- [Exercise details] Return the material below in full and exactly.
+++ Data shown
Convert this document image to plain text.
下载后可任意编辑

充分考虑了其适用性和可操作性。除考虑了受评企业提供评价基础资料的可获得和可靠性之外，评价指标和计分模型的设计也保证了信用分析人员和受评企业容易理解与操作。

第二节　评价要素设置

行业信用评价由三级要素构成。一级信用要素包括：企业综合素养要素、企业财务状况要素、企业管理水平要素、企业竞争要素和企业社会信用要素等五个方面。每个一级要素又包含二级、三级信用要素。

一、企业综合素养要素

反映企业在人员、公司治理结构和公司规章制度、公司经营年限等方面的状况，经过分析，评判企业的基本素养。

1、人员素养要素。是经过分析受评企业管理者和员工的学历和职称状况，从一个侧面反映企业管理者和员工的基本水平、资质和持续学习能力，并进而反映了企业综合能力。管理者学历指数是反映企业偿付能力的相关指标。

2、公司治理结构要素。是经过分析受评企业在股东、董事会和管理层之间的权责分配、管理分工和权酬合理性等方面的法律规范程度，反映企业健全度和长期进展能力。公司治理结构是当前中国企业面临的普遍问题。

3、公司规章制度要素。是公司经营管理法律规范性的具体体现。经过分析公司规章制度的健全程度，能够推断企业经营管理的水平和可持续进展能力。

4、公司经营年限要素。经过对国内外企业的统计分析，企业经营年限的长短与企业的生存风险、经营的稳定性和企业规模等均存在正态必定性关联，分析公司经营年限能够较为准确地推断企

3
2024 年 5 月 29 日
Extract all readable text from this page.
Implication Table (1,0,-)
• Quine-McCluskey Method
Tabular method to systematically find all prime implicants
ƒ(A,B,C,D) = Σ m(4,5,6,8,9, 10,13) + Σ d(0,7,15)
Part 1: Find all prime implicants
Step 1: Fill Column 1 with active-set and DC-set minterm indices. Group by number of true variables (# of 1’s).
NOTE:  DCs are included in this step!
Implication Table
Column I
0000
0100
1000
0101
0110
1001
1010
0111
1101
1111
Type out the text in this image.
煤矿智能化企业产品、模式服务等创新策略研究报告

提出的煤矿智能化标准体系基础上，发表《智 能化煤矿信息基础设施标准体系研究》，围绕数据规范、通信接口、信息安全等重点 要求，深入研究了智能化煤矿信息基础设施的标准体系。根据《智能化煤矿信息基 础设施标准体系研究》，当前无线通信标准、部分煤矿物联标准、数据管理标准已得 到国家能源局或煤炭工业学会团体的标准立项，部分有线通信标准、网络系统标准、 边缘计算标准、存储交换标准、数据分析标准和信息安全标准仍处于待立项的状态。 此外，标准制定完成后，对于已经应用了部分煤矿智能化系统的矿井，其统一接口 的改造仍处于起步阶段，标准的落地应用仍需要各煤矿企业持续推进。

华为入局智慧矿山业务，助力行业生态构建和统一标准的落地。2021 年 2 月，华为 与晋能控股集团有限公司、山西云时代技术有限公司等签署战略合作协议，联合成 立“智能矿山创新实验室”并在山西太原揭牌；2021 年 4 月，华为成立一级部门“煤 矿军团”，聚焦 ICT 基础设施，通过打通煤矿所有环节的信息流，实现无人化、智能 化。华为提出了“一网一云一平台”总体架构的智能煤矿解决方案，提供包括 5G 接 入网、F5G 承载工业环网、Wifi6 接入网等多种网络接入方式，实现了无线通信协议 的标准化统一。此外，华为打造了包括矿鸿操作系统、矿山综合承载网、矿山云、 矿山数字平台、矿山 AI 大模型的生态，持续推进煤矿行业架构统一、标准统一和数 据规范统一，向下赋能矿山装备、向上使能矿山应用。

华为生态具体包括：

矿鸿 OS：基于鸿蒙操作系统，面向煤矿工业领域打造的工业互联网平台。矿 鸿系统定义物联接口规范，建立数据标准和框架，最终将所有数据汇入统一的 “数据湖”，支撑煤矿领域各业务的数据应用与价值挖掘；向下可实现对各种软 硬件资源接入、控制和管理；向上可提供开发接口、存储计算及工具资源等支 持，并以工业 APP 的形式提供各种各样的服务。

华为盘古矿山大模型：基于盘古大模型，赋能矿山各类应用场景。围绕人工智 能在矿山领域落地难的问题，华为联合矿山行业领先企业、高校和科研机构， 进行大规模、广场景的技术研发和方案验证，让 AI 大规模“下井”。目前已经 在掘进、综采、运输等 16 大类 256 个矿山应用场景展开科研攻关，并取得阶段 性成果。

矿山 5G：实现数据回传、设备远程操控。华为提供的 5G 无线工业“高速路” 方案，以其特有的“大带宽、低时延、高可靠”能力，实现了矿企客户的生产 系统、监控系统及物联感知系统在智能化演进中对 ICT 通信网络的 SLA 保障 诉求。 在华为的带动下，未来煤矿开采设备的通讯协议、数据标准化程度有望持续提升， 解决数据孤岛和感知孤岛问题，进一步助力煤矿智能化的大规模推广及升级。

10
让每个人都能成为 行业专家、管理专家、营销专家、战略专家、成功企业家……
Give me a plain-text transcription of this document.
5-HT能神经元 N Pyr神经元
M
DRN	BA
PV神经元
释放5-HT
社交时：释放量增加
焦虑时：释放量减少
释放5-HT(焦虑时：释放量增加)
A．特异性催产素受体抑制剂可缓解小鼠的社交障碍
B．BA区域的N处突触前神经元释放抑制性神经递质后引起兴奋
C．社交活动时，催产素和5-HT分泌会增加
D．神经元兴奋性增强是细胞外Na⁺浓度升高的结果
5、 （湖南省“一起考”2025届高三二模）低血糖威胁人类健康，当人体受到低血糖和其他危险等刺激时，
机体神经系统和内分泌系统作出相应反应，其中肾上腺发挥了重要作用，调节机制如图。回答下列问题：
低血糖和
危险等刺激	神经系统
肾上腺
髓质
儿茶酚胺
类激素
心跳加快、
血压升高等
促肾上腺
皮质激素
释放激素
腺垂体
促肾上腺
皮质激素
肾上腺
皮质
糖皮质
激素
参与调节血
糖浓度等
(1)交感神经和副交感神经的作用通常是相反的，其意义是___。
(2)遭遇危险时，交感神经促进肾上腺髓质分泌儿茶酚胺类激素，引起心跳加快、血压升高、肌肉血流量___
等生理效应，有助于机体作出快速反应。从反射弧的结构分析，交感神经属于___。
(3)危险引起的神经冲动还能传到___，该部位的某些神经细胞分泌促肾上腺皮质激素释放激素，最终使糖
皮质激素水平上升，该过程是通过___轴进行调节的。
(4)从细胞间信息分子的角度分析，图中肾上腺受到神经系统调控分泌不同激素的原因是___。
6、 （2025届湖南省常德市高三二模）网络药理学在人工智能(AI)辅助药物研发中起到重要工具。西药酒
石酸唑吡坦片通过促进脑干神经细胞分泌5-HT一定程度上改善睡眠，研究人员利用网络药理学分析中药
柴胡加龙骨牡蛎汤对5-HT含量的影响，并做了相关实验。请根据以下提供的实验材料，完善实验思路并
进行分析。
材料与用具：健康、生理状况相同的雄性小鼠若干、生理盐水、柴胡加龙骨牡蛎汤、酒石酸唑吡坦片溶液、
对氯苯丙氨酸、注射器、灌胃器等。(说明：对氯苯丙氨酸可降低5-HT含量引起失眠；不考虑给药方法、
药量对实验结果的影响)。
++++++
- [Task solution]
Convert this document image to plain text.
下载后可任意编辑

充分考虑了其适用性和可操作性。除考虑了受评企业提供评价基础资料的可获得和可靠性之外，评价指标和计分模型的设计也保证了信用分析人员和受评企业容易理解与操作。

第二节　评价要素设置

行业信用评价由三级要素构成。一级信用要素包括：企业综合素养要素、企业财务状况要素、企业管理水平要素、企业竞争要素和企业社会信用要素等五个方面。每个一级要素又包含二级、三级信用要素。

一、企业综合素养要素

反映企业在人员、公司治理结构和公司规章制度、公司经营年限等方面的状况，经过分析，评判企业的基本素养。

1、人员素养要素。是经过分析受评企业管理者和员工的学历和职称状况，从一个侧面反映企业管理者和员工的基本水平、资质和持续学习能力，并进而反映了企业综合能力。管理者学历指数是反映企业偿付能力的相关指标。

2、公司治理结构要素。是经过分析受评企业在股东、董事会和管理层之间的权责分配、管理分工和权酬合理性等方面的法律规范程度，反映企业健全度和长期进展能力。公司治理结构是当前中国企业面临的普遍问题。

3、公司规章制度要素。是公司经营管理法律规范性的具体体现。经过分析公司规章制度的健全程度，能够推断企业经营管理的水平和可持续进展能力。

4、公司经营年限要素。经过对国内外企业的统计分析，企业经营年限的长短与企业的生存风险、经营的稳定性和企业规模等均存在正态必定性关联，分析公司经营年限能够较为准确地推断企

3
2024 年 5 月 29 日
Extract all readable text from this page.
Implication Table (1,0,-)
• Quine-McCluskey Method
Tabular method to systematically find all prime implicants
ƒ(A,B,C,D) = Σ m(4,5,6,8,9, 10,13) + Σ d(0,7,15)
Part 1: Find all prime implicants
Step 1: Fill Column 1 with active-set and DC-set minterm indices. Group by number of true variables (# of 1’s).
NOTE:  DCs are included in this step!
Implication Table
Column I
0000
0100
1000
0101
0110
1001
1010
0111
1101
1111
Type out the text in this image.
煤矿智能化企业产品、模式服务等创新策略研究报告

提出的煤矿智能化标准体系基础上，发表《智 能化煤矿信息基础设施标准体系研究》，围绕数据规范、通信接口、信息安全等重点 要求，深入研究了智能化煤矿信息基础设施的标准体系。根据《智能化煤矿信息基 础设施标准体系研究》，当前无线通信标准、部分煤矿物联标准、数据管理标准已得 到国家能源局或煤炭工业学会团体的标准立项，部分有线通信标准、网络系统标准、 边缘计算标准、存储交换标准、数据分析标准和信息安全标准仍处于待立项的状态。 此外，标准制定完成后，对于已经应用了部分煤矿智能化系统的矿井，其统一接口 的改造仍处于起步阶段，标准的落地应用仍需要各煤矿企业持续推进。

华为入局智慧矿山业务，助力行业生态构建和统一标准的落地。2021 年 2 月，华为 与晋能控股集团有限公司、山西云时代技术有限公司等签署战略合作协议，联合成 立“智能矿山创新实验室”并在山西太原揭牌；2021 年 4 月，华为成立一级部门“煤 矿军团”，聚焦 ICT 基础设施，通过打通煤矿所有环节的信息流，实现无人化、智能 化。华为提出了“一网一云一平台”总体架构的智能煤矿解决方案，提供包括 5G 接 入网、F5G 承载工业环网、Wifi6 接入网等多种网络接入方式，实现了无线通信协议 的标准化统一。此外，华为打造了包括矿鸿操作系统、矿山综合承载网、矿山云、 矿山数字平台、矿山 AI 大模型的生态，持续推进煤矿行业架构统一、标准统一和数 据规范统一，向下赋能矿山装备、向上使能矿山应用。

华为生态具体包括：

矿鸿 OS：基于鸿蒙操作系统，面向煤矿工业领域打造的工业互联网平台。矿 鸿系统定义物联接口规范，建立数据标准和框架，最终将所有数据汇入统一的 “数据湖”，支撑煤矿领域各业务的数据应用与价值挖掘；向下可实现对各种软 硬件资源接入、控制和管理；向上可提供开发接口、存储计算及工具资源等支 持，并以工业 APP 的形式提供各种各样的服务。

华为盘古矿山大模型：基于盘古大模型，赋能矿山各类应用场景。围绕人工智 能在矿山领域落地难的问题，华为联合矿山行业领先企业、高校和科研机构， 进行大规模、广场景的技术研发和方案验证，让 AI 大规模“下井”。目前已经 在掘进、综采、运输等 16 大类 256 个矿山应用场景展开科研攻关，并取得阶段 性成果。

矿山 5G：实现数据回传、设备远程操控。华为提供的 5G 无线工业“高速路” 方案，以其特有的“大带宽、低时延、高可靠”能力，实现了矿企客户的生产 系统、监控系统及物联感知系统在智能化演进中对 ICT 通信网络的 SLA 保障 诉求。 在华为的带动下，未来煤矿开采设备的通讯协议、数据标准化程度有望持续提升， 解决数据孤岛和感知孤岛问题，进一步助力煤矿智能化的大规模推广及升级。

10
让每个人都能成为 行业专家、管理专家、营销专家、战略专家、成功企业家……
Give me a plain-text transcription of this document.
5-HT能神经元 N Pyr神经元
M
DRN	BA
PV神经元
释放5-HT
社交时：释放量增加
焦虑时：释放量减少
释放5-HT(焦虑时：释放量增加)
A．特异性催产素受体抑制剂可缓解小鼠的社交障碍
B．BA区域的N处突触前神经元释放抑制性神经递质后引起兴奋
C．社交活动时，催产素和5-HT分泌会增加
D．神经元兴奋性增强是细胞外Na⁺浓度升高的结果
5、 （湖南省“一起考”2025届高三二模）低血糖威胁人类健康，当人体受到低血糖和其他危险等刺激时，
机体神经系统和内分泌系统作出相应反应，其中肾上腺发挥了重要作用，调节机制如图。回答下列问题：
低血糖和
危险等刺激	神经系统
肾上腺
髓质
儿茶酚胺
类激素
心跳加快、
血压升高等
促肾上腺
皮质激素
释放激素
腺垂体
促肾上腺
皮质激素
肾上腺
皮质
糖皮质
激素
参与调节血
糖浓度等
(1)交感神经和副交感神经的作用通常是相反的，其意义是___。
(2)遭遇危险时，交感神经促进肾上腺髓质分泌儿茶酚胺类激素，引起心跳加快、血压升高、肌肉血流量___
等生理效应，有助于机体作出快速反应。从反射弧的结构分析，交感神经属于___。
(3)危险引起的神经冲动还能传到___，该部位的某些神经细胞分泌促肾上腺皮质激素释放激素，最终使糖
皮质激素水平上升，该过程是通过___轴进行调节的。
(4)从细胞间信息分子的角度分析，图中肾上腺受到神经系统调控分泌不同激素的原因是___。
6、 （2025届湖南省常德市高三二模）网络药理学在人工智能(AI)辅助药物研发中起到重要工具。西药酒
石酸唑吡坦片通过促进脑干神经细胞分泌5-HT一定程度上改善睡眠，研究人员利用网络药理学分析中药
柴胡加龙骨牡蛎汤对5-HT含量的影响，并做了相关实验。请根据以下提供的实验材料，完善实验思路并
进行分析。
材料与用具：健康、生理状况相同的雄性小鼠若干、生理盐水、柴胡加龙骨牡蛎汤、酒石酸唑吡坦片溶液、
对氯苯丙氨酸、注射器、灌胃器等。(说明：对氯苯丙氨酸可降低5-HT含量引起失眠；不考虑给药方法、
药量对实验结果的影响)。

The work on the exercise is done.